• **Task**
Print the entries in full, word for word, but not the pictures.

(Dataset records)
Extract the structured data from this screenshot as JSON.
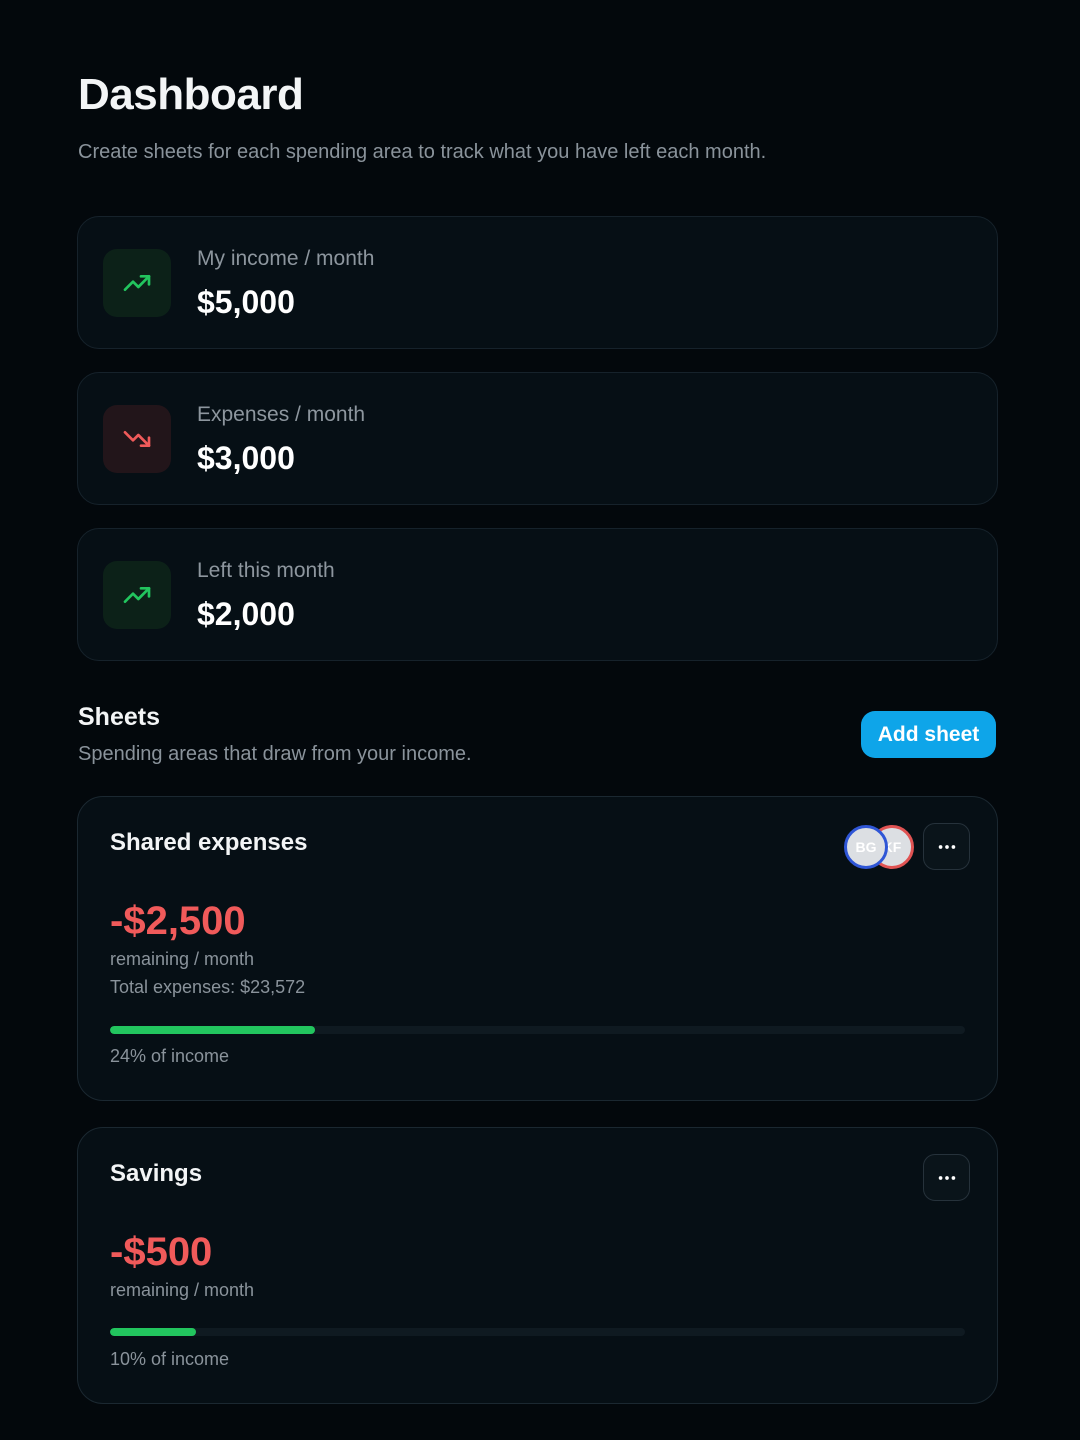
{
  "header": {
    "title": "Dashboard",
    "subtitle": "Create sheets for each spending area to track what you have left each month."
  },
  "stats": [
    {
      "label": "My income / month",
      "value": "$5,000",
      "icon": "trending-up-icon",
      "trend": "up"
    },
    {
      "label": "Expenses / month",
      "value": "$3,000",
      "icon": "trending-down-icon",
      "trend": "down"
    },
    {
      "label": "Left this month",
      "value": "$2,000",
      "icon": "trending-up-icon",
      "trend": "up"
    }
  ],
  "sheets_section": {
    "title": "Sheets",
    "subtitle": "Spending areas that draw from your income.",
    "add_label": "Add sheet"
  },
  "sheets": [
    {
      "name": "Shared expenses",
      "amount": "-$2,500",
      "remaining_label": "remaining / month",
      "total_label": "Total expenses: $23,572",
      "progress_label": "24% of income",
      "progress_fraction": 0.24,
      "members": [
        "BG",
        "KF"
      ],
      "more_icon": "more-horizontal-icon"
    },
    {
      "name": "Savings",
      "amount": "-$500",
      "remaining_label": "remaining / month",
      "progress_label": "10% of income",
      "progress_fraction": 0.1,
      "more_icon": "more-horizontal-icon"
    }
  ],
  "colors": {
    "background": "#03080c",
    "card": "#060f15",
    "accent": "#0ea5e9",
    "positive": "#22c55e",
    "negative": "#f05a5a"
  }
}
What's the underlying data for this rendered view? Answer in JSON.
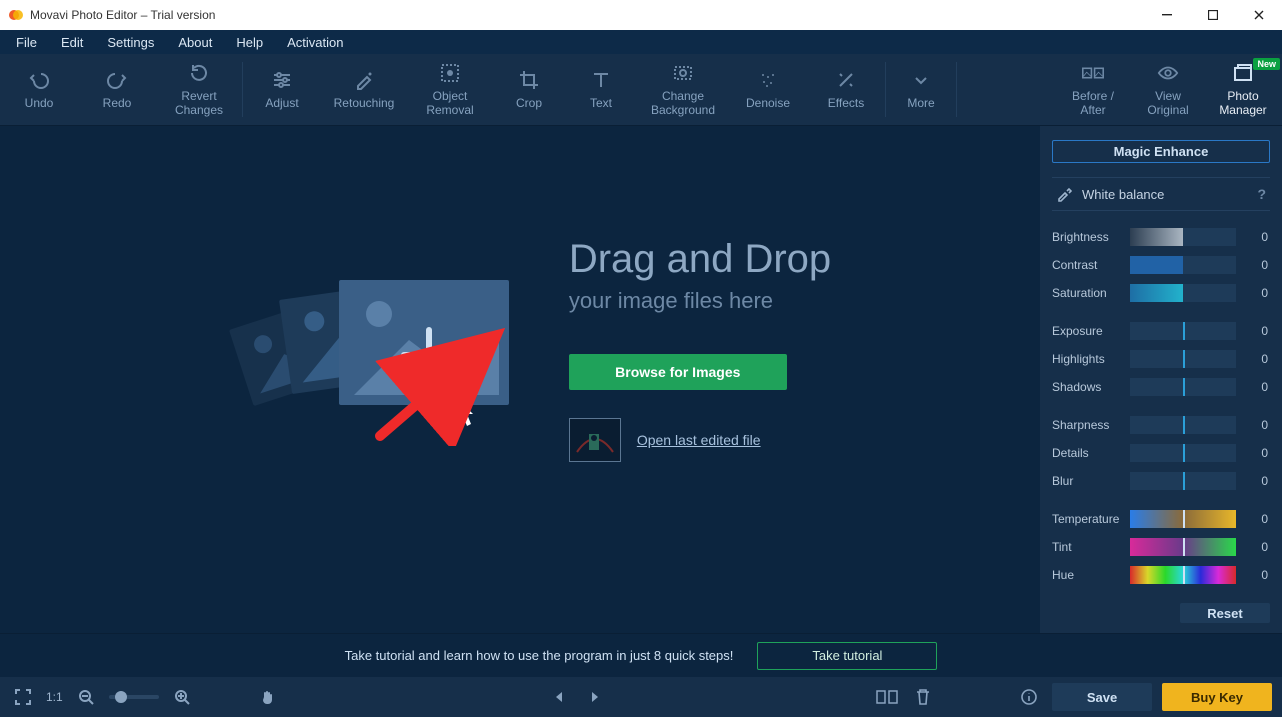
{
  "window": {
    "title": "Movavi Photo Editor – Trial version"
  },
  "menu": [
    "File",
    "Edit",
    "Settings",
    "About",
    "Help",
    "Activation"
  ],
  "toolbar": {
    "undo": "Undo",
    "redo": "Redo",
    "revert": "Revert\nChanges",
    "adjust": "Adjust",
    "retouching": "Retouching",
    "object_removal": "Object\nRemoval",
    "crop": "Crop",
    "text": "Text",
    "change_bg": "Change\nBackground",
    "denoise": "Denoise",
    "effects": "Effects",
    "more": "More",
    "before_after": "Before /\nAfter",
    "view_original": "View\nOriginal",
    "photo_manager": "Photo\nManager",
    "new_badge": "New"
  },
  "canvas": {
    "heading": "Drag and Drop",
    "sub": "your image files here",
    "browse": "Browse for Images",
    "open_last": "Open last edited file"
  },
  "sidebar": {
    "magic": "Magic Enhance",
    "white_balance": "White balance",
    "sliders_a": [
      {
        "name": "Brightness",
        "value": 0,
        "variant": "brightness"
      },
      {
        "name": "Contrast",
        "value": 0,
        "variant": "contrast"
      },
      {
        "name": "Saturation",
        "value": 0,
        "variant": "saturation"
      }
    ],
    "sliders_b": [
      {
        "name": "Exposure",
        "value": 0,
        "variant": "plain"
      },
      {
        "name": "Highlights",
        "value": 0,
        "variant": "plain"
      },
      {
        "name": "Shadows",
        "value": 0,
        "variant": "plain"
      }
    ],
    "sliders_c": [
      {
        "name": "Sharpness",
        "value": 0,
        "variant": "plain"
      },
      {
        "name": "Details",
        "value": 0,
        "variant": "plain"
      },
      {
        "name": "Blur",
        "value": 0,
        "variant": "plain"
      }
    ],
    "sliders_d": [
      {
        "name": "Temperature",
        "value": 0,
        "variant": "temp mark"
      },
      {
        "name": "Tint",
        "value": 0,
        "variant": "tint mark"
      },
      {
        "name": "Hue",
        "value": 0,
        "variant": "hue mark"
      }
    ],
    "reset": "Reset"
  },
  "tutorial": {
    "text": "Take tutorial and learn how to use the program in just 8 quick steps!",
    "button": "Take tutorial"
  },
  "status": {
    "ratio": "1:1",
    "save": "Save",
    "buy": "Buy Key"
  }
}
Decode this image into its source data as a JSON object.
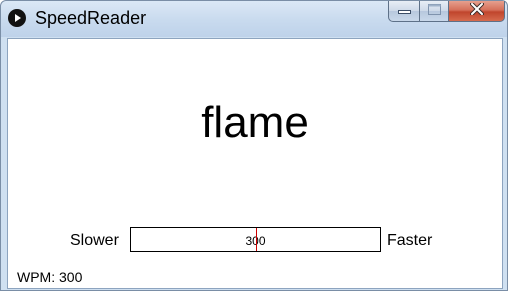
{
  "window": {
    "title": "SpeedReader"
  },
  "reader": {
    "current_word": "flame"
  },
  "speed_slider": {
    "slower_label": "Slower",
    "faster_label": "Faster",
    "value": "300",
    "min": 0,
    "max": 600,
    "fraction": 0.5
  },
  "status": {
    "wpm_text": "WPM: 300"
  },
  "colors": {
    "thumb": "#cc0000",
    "close_button": "#c0452d"
  },
  "icons": {
    "app": "play-circle-icon",
    "minimize": "minimize-icon",
    "maximize": "maximize-icon",
    "close": "close-icon"
  }
}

• **Correct result**
Extract the structured data from this screenshot as JSON.
{
  "header": {
    "title": "Dashboard",
    "subtitle": "Create sheets for each spending area to track what you have left each month."
  },
  "stats": [
    {
      "label": "My income / month",
      "value": "$5,000",
      "icon": "trending-up-icon",
      "trend": "up"
    },
    {
      "label": "Expenses / month",
      "value": "$3,000",
      "icon": "trending-down-icon",
      "trend": "down"
    },
    {
      "label": "Left this month",
      "value": "$2,000",
      "icon": "trending-up-icon",
      "trend": "up"
    }
  ],
  "sheets_section": {
    "title": "Sheets",
    "subtitle": "Spending areas that draw from your income.",
    "add_label": "Add sheet"
  },
  "sheets": [
    {
      "name": "Shared expenses",
      "amount": "-$2,500",
      "remaining_label": "remaining / month",
      "total_label": "Total expenses: $23,572",
      "progress_label": "24% of income",
      "progress_fraction": 0.24,
      "members": [
        "BG",
        "KF"
      ],
      "more_icon": "more-horizontal-icon"
    },
    {
      "name": "Savings",
      "amount": "-$500",
      "remaining_label": "remaining / month",
      "progress_label": "10% of income",
      "progress_fraction": 0.1,
      "more_icon": "more-horizontal-icon"
    }
  ],
  "colors": {
    "background": "#03080c",
    "card": "#060f15",
    "accent": "#0ea5e9",
    "positive": "#22c55e",
    "negative": "#f05a5a"
  }
}
What's the underlying data for this rendered view? Answer in JSON.
{
  "window": {
    "title": "Movavi Photo Editor – Trial version"
  },
  "menu": [
    "File",
    "Edit",
    "Settings",
    "About",
    "Help",
    "Activation"
  ],
  "toolbar": {
    "undo": "Undo",
    "redo": "Redo",
    "revert": "Revert\nChanges",
    "adjust": "Adjust",
    "retouching": "Retouching",
    "object_removal": "Object\nRemoval",
    "crop": "Crop",
    "text": "Text",
    "change_bg": "Change\nBackground",
    "denoise": "Denoise",
    "effects": "Effects",
    "more": "More",
    "before_after": "Before /\nAfter",
    "view_original": "View\nOriginal",
    "photo_manager": "Photo\nManager",
    "new_badge": "New"
  },
  "canvas": {
    "heading": "Drag and Drop",
    "sub": "your image files here",
    "browse": "Browse for Images",
    "open_last": "Open last edited file"
  },
  "sidebar": {
    "magic": "Magic Enhance",
    "white_balance": "White balance",
    "sliders_a": [
      {
        "name": "Brightness",
        "value": 0,
        "variant": "brightness"
      },
      {
        "name": "Contrast",
        "value": 0,
        "variant": "contrast"
      },
      {
        "name": "Saturation",
        "value": 0,
        "variant": "saturation"
      }
    ],
    "sliders_b": [
      {
        "name": "Exposure",
        "value": 0,
        "variant": "plain"
      },
      {
        "name": "Highlights",
        "value": 0,
        "variant": "plain"
      },
      {
        "name": "Shadows",
        "value": 0,
        "variant": "plain"
      }
    ],
    "sliders_c": [
      {
        "name": "Sharpness",
        "value": 0,
        "variant": "plain"
      },
      {
        "name": "Details",
        "value": 0,
        "variant": "plain"
      },
      {
        "name": "Blur",
        "value": 0,
        "variant": "plain"
      }
    ],
    "sliders_d": [
      {
        "name": "Temperature",
        "value": 0,
        "variant": "temp mark"
      },
      {
        "name": "Tint",
        "value": 0,
        "variant": "tint mark"
      },
      {
        "name": "Hue",
        "value": 0,
        "variant": "hue mark"
      }
    ],
    "reset": "Reset"
  },
  "tutorial": {
    "text": "Take tutorial and learn how to use the program in just 8 quick steps!",
    "button": "Take tutorial"
  },
  "status": {
    "ratio": "1:1",
    "save": "Save",
    "buy": "Buy Key"
  }
}
Decode this image into its source data as a JSON object.
{
  "window": {
    "title": "SpeedReader"
  },
  "reader": {
    "current_word": "flame"
  },
  "speed_slider": {
    "slower_label": "Slower",
    "faster_label": "Faster",
    "value": "300",
    "min": 0,
    "max": 600,
    "fraction": 0.5
  },
  "status": {
    "wpm_text": "WPM: 300"
  },
  "colors": {
    "thumb": "#cc0000",
    "close_button": "#c0452d"
  },
  "icons": {
    "app": "play-circle-icon",
    "minimize": "minimize-icon",
    "maximize": "maximize-icon",
    "close": "close-icon"
  }
}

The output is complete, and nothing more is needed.